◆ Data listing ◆
***

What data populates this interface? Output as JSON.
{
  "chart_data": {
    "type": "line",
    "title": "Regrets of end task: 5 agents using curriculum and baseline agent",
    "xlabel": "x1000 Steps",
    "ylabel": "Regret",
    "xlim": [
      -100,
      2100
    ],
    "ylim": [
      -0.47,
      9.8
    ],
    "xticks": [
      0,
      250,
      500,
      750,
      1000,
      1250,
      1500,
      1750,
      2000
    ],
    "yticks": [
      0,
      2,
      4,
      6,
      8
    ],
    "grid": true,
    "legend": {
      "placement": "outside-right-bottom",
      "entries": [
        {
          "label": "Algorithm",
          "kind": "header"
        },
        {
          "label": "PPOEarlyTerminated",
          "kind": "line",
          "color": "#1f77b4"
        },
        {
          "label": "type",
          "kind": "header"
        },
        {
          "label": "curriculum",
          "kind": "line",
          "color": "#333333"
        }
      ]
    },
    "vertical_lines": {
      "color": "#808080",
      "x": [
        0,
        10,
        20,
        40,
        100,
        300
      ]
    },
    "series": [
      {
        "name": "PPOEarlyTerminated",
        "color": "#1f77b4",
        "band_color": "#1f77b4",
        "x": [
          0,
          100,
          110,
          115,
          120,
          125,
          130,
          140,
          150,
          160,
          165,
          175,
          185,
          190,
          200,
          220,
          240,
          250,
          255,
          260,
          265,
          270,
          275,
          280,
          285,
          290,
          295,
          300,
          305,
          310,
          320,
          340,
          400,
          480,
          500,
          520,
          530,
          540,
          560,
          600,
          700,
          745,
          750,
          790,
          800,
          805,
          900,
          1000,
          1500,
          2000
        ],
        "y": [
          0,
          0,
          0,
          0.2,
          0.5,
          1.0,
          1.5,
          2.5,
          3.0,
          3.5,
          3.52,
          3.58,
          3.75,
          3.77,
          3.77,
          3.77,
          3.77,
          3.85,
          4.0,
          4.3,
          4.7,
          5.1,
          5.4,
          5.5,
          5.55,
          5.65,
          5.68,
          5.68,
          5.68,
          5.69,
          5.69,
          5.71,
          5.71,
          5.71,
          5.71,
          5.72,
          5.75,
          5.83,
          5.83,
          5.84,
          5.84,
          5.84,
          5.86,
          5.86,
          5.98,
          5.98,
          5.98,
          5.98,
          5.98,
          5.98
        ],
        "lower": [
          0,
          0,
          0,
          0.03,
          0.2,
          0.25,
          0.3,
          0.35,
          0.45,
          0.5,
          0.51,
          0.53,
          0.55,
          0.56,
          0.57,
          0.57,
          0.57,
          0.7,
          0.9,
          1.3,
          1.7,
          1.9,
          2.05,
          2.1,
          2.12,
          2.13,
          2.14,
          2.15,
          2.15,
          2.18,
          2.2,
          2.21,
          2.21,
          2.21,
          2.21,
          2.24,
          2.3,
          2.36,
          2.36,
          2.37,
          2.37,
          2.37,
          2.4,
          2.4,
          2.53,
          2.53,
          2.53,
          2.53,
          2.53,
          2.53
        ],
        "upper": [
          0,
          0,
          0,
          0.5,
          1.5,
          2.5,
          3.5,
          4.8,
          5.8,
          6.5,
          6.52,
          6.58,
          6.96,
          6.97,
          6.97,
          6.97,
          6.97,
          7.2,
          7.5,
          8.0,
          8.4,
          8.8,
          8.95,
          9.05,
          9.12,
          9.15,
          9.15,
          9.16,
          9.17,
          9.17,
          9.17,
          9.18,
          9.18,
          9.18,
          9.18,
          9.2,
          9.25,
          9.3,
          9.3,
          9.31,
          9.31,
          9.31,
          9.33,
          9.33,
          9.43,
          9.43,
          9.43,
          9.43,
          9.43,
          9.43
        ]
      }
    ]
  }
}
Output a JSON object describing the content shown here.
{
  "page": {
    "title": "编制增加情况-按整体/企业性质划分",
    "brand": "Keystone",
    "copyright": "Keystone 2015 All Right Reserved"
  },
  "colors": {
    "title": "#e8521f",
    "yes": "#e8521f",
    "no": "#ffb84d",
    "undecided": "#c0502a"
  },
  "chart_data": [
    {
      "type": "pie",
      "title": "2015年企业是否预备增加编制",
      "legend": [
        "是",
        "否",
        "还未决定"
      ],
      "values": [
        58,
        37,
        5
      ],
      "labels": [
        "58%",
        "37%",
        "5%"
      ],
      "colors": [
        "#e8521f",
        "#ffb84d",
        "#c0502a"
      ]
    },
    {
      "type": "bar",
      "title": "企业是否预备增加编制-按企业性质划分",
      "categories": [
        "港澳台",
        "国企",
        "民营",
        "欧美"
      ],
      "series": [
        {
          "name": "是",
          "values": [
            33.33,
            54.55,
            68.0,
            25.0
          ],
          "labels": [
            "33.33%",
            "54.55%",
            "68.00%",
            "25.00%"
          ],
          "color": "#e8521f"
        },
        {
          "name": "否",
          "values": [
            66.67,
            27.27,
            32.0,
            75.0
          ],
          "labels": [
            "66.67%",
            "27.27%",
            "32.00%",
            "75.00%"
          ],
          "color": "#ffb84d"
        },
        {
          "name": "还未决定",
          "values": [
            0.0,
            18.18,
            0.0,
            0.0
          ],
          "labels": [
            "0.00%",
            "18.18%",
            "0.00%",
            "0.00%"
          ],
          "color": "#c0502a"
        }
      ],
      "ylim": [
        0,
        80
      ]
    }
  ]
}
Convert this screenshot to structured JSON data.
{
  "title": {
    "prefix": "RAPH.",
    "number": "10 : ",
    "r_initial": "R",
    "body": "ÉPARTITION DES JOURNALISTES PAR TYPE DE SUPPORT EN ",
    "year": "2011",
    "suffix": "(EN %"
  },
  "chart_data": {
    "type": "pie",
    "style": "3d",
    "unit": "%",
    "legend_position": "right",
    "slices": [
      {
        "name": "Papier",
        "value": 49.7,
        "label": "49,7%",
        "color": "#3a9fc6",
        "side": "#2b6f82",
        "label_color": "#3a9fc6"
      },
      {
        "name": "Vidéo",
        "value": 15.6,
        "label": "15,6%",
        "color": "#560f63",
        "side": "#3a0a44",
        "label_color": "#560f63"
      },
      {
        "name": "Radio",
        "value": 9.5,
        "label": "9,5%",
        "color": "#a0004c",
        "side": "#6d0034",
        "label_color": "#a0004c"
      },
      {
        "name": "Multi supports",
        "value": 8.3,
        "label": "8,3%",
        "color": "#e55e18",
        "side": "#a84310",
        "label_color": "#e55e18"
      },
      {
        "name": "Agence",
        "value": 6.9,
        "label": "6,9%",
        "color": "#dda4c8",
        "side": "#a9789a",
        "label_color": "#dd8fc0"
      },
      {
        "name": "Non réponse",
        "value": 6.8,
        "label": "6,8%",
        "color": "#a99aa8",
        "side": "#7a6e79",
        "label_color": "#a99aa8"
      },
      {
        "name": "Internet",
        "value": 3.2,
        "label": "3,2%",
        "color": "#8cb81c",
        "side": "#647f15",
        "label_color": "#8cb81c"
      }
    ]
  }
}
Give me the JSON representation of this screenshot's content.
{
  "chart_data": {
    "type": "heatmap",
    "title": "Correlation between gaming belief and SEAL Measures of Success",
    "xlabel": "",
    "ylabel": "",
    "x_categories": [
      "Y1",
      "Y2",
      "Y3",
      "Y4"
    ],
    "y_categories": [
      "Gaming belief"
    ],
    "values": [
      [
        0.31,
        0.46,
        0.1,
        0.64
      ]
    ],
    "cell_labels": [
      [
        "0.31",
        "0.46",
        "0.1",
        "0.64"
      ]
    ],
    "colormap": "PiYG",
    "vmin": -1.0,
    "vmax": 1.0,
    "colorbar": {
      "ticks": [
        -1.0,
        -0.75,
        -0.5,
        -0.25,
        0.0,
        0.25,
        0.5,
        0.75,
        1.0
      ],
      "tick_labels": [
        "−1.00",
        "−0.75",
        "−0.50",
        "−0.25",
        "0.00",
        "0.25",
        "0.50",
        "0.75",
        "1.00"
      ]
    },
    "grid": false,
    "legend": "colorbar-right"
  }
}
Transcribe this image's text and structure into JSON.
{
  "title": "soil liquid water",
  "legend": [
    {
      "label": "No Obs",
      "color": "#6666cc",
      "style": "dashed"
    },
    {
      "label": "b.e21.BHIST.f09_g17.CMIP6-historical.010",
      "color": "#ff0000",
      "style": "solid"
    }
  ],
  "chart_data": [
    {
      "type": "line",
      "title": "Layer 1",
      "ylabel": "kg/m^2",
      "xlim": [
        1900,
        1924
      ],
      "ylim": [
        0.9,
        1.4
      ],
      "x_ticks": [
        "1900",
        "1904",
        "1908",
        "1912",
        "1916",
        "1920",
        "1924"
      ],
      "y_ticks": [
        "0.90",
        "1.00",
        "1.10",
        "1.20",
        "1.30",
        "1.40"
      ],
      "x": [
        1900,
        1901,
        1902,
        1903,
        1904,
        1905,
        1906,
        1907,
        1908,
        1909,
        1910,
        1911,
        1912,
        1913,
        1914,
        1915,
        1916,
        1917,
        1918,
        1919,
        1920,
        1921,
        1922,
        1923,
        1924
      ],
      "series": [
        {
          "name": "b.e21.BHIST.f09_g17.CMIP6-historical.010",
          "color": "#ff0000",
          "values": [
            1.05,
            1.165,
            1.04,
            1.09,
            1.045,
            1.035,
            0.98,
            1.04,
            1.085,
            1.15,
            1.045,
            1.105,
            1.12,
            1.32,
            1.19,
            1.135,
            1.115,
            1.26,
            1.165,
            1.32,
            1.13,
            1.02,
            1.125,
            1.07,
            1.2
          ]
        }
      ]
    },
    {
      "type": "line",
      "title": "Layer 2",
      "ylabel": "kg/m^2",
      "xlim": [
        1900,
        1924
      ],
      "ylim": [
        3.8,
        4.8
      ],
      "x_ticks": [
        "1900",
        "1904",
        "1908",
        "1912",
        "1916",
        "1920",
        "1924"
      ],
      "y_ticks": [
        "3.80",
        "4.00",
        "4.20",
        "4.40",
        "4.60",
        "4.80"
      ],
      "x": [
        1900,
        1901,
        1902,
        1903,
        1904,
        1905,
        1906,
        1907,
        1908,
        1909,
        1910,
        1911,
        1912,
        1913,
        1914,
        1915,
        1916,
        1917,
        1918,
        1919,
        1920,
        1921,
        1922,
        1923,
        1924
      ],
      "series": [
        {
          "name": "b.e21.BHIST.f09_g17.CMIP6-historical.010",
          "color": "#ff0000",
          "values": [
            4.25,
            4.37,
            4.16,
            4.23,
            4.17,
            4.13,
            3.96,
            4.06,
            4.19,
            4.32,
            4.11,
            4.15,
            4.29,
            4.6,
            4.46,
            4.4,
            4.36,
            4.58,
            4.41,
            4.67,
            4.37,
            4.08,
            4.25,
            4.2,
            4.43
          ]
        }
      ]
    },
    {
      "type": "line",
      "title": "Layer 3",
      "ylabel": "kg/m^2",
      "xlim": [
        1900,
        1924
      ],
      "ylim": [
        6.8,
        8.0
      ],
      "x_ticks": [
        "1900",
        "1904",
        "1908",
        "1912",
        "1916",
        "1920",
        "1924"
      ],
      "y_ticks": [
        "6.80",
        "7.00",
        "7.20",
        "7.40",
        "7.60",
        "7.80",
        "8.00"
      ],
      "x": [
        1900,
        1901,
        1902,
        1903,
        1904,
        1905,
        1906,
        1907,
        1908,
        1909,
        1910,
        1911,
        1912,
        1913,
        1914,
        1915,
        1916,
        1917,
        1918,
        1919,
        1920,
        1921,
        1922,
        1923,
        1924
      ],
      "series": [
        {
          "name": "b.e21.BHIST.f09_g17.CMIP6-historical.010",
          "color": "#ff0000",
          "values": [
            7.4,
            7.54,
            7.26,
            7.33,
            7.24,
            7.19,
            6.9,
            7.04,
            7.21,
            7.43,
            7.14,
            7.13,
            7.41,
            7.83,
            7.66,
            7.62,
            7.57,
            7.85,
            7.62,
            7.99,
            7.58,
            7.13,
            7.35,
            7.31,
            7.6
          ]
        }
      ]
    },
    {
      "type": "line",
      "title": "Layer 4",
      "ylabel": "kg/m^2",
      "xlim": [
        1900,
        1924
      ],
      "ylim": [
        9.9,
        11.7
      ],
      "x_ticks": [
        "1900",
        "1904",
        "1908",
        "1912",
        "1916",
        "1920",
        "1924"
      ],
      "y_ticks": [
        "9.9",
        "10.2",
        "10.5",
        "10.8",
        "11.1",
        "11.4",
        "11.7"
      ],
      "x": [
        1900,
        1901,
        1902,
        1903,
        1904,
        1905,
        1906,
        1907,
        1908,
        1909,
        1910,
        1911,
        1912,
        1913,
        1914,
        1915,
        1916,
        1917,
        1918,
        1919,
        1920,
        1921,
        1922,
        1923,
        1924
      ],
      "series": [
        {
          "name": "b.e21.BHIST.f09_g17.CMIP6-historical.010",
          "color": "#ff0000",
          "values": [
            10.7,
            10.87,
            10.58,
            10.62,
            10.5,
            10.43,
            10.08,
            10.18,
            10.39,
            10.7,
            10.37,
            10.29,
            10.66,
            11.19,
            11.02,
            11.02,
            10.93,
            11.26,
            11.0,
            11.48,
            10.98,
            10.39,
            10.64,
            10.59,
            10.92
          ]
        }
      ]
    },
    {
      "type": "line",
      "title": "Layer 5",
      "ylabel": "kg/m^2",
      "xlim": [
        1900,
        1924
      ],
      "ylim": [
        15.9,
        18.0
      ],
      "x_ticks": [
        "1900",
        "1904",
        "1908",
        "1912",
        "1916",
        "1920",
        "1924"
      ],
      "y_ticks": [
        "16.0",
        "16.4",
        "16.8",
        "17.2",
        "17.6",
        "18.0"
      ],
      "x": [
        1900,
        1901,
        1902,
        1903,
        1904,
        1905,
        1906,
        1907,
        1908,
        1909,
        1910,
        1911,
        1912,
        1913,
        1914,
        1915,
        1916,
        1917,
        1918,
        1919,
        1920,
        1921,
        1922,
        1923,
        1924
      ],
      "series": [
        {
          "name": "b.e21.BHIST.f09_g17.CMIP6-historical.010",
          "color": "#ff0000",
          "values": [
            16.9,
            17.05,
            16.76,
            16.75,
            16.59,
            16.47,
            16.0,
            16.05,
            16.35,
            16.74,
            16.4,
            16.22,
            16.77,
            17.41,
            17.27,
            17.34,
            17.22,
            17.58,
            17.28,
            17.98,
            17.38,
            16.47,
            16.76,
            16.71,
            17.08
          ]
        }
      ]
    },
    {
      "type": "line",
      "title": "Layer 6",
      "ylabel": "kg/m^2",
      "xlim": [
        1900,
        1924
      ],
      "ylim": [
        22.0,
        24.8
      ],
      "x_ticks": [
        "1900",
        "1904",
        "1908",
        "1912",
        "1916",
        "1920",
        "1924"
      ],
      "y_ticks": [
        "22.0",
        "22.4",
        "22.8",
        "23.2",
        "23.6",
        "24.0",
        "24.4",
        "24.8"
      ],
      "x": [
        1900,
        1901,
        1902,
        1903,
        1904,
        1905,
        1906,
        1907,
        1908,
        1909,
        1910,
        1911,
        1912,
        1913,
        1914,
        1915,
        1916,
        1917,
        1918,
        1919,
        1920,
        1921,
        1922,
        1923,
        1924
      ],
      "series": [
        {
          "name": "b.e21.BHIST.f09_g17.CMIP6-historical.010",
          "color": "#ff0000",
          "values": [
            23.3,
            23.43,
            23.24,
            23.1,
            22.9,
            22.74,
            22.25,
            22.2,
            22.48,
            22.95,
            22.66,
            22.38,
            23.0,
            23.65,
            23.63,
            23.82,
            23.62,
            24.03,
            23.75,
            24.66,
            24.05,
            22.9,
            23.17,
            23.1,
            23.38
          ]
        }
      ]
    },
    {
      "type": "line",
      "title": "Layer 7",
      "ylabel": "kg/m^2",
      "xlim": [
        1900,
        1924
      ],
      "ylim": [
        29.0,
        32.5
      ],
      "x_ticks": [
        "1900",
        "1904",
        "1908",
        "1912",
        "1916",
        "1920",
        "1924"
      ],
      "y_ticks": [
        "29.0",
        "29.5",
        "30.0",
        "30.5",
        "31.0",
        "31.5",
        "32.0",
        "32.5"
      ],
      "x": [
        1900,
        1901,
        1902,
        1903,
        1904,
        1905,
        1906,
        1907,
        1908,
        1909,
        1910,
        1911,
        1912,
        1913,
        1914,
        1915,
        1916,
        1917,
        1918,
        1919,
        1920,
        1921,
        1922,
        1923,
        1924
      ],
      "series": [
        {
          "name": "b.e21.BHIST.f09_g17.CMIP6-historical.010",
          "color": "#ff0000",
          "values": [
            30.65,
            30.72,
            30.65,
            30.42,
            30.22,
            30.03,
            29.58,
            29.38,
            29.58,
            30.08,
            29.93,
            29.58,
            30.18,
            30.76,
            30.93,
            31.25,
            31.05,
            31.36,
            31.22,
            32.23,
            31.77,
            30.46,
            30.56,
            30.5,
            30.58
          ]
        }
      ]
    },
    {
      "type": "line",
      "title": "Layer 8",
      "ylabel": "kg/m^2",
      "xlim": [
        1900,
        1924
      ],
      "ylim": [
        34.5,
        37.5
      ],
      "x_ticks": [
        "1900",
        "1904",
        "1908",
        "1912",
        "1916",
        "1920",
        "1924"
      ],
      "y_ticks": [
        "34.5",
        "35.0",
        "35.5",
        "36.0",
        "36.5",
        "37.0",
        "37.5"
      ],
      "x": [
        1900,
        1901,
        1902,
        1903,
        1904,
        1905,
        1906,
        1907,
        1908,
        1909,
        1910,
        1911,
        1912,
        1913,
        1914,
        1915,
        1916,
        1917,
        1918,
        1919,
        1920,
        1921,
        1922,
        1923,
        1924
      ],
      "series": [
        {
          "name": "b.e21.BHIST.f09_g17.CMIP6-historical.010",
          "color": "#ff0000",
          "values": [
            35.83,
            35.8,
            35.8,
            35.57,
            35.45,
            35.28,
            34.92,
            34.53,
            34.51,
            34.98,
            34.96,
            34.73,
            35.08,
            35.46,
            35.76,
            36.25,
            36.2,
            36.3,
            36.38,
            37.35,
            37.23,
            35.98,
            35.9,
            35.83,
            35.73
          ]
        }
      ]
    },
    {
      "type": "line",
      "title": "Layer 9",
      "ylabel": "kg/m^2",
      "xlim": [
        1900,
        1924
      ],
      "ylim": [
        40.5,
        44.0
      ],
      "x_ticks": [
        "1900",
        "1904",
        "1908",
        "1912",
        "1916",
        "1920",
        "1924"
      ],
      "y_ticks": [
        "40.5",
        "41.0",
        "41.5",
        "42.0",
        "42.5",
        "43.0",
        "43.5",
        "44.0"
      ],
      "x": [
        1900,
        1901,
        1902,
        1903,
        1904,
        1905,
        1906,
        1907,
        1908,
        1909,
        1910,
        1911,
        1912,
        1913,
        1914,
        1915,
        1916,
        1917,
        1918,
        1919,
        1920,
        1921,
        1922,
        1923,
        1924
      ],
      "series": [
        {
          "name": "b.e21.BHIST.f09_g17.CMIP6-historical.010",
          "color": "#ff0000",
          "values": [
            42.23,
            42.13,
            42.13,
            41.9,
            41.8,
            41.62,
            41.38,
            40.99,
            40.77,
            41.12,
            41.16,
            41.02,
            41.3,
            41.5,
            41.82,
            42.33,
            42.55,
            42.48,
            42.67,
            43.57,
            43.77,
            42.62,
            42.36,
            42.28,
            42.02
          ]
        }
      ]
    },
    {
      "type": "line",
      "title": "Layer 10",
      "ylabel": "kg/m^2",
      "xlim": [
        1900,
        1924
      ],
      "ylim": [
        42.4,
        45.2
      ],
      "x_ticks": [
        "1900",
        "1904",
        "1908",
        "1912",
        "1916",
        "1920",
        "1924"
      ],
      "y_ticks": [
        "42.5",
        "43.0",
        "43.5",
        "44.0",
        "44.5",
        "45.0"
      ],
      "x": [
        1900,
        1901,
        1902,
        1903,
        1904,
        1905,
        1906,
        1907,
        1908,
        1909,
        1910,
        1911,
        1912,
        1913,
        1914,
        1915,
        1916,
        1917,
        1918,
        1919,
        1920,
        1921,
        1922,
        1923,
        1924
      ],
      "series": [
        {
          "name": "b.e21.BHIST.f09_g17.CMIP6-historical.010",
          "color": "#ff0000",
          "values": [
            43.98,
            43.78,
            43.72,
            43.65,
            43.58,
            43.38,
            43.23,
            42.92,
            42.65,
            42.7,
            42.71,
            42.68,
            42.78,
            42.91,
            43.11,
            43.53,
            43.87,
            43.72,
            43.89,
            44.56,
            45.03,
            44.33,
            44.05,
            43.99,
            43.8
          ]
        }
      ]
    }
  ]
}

***

◆ EXERCISE INSTRUCTIONS ◆
Pick out every line with the string "Keystone" and copy it.

◆ RESULT OF THE EXERCISE ◆
    "brand": "Keystone",
    "copyright": "Keystone 2015 All Right Reserved"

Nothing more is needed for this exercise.